• **Task to carry out**: Pick every line from the data that holds the word "title".

Records contained in a dataset:
>>>>>

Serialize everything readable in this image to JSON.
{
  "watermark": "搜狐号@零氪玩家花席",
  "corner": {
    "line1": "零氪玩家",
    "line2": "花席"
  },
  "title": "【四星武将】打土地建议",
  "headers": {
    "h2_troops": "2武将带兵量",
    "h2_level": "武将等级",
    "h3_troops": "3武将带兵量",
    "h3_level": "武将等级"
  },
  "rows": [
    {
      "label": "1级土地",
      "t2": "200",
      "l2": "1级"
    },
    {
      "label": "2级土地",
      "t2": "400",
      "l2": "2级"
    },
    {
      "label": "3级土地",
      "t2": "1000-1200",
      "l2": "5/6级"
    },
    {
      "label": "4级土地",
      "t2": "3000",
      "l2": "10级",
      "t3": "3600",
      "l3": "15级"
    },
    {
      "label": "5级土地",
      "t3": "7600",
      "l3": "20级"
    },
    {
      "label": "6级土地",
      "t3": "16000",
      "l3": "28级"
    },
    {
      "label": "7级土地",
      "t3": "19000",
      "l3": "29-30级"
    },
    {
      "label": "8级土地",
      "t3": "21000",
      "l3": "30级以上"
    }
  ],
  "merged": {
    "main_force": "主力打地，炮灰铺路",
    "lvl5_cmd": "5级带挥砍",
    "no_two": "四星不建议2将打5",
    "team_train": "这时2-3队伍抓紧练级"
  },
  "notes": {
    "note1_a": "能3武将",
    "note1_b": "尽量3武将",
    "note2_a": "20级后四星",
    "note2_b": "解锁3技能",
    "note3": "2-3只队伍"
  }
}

<<<<<
>>>>>

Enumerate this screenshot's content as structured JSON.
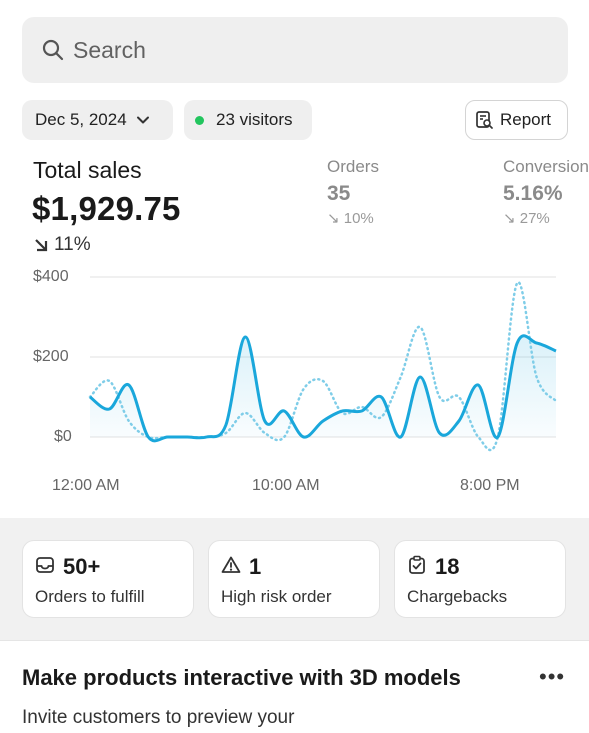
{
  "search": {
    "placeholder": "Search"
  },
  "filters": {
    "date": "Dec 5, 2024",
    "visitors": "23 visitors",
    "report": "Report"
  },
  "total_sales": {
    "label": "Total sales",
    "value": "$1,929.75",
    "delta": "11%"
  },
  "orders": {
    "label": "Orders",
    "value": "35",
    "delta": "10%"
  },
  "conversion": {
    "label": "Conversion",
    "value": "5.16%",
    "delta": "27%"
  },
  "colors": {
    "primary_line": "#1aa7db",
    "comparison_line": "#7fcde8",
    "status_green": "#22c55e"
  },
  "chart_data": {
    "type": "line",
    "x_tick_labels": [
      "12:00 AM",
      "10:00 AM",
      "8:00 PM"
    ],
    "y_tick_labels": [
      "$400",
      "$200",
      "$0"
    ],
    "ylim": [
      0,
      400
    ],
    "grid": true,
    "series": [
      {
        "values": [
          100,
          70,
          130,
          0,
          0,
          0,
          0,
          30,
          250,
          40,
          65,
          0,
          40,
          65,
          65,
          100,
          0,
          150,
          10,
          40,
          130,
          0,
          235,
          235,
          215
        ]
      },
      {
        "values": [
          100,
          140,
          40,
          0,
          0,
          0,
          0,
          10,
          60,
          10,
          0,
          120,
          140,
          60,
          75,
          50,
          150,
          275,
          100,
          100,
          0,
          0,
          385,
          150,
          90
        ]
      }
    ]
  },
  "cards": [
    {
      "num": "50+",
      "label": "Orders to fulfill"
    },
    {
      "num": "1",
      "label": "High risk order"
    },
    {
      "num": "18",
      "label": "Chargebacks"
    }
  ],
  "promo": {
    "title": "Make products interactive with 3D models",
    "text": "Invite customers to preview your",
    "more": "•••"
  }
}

<<<<<

• **Problem solution**:
  "title": "【四星武将】打土地建议",
    "title": "Make products interactive with 3D models",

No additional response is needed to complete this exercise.